__Work to be completed__
Answer these questions from the forum thread below:
1. Which tool was used to import the table that was saved as a sequence file?
2. Which Spark version is the current version of the SeqDataSourceV2 package compatible with?
3. What format name is passed to spark.read.format to load the sequence file?

__Passage provided__
Reputation: 1
I have imported a table using sqoop and saved it as a sequence file.
How do I read this file into an RDD or Dataframe?
I have tried sc.sequenceFile()
but I'm not sure what to pass as keyClass and value Class. I tried tried using org.apache.hadoop.io.Text, org.apache.hadoop.io.LongWritable for keyClass and valueClass
but it did not work. I am using pyspark for reading the files.
Upvotes: 0
Views: 413
Reputation: 455
You can use SeqDataSourceV2 package to read the sequence file with the DataFrame API without any prior knowledge of the schema (aka keyClass and valueClass).
Please note that the current version is only compatible with Spark 2.4
$ pyspark --packages seq-datasource-v2-0.2.0.jar
df = spark.read.format("seq").load("data.seq")

__Source data__
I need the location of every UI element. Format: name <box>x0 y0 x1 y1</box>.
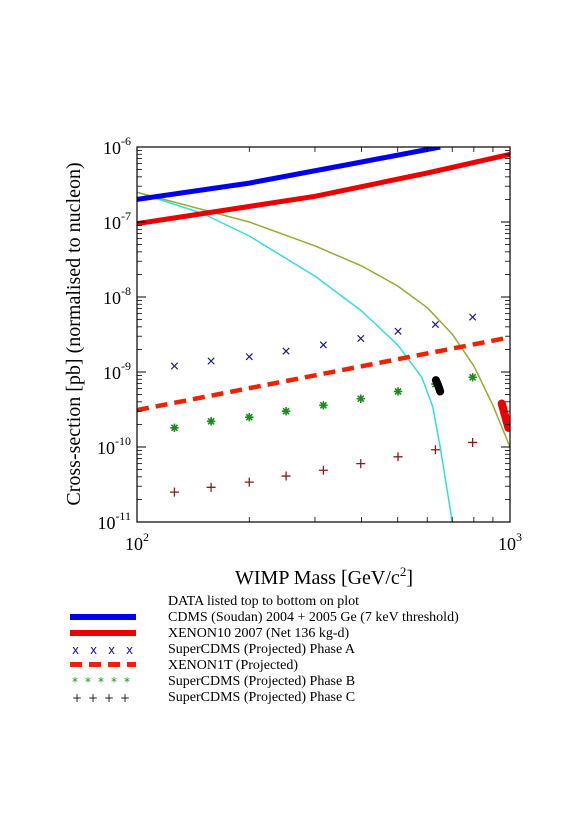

__Answer to this problem__
1. Sqoop
2. Spark 2.4
3. "seq"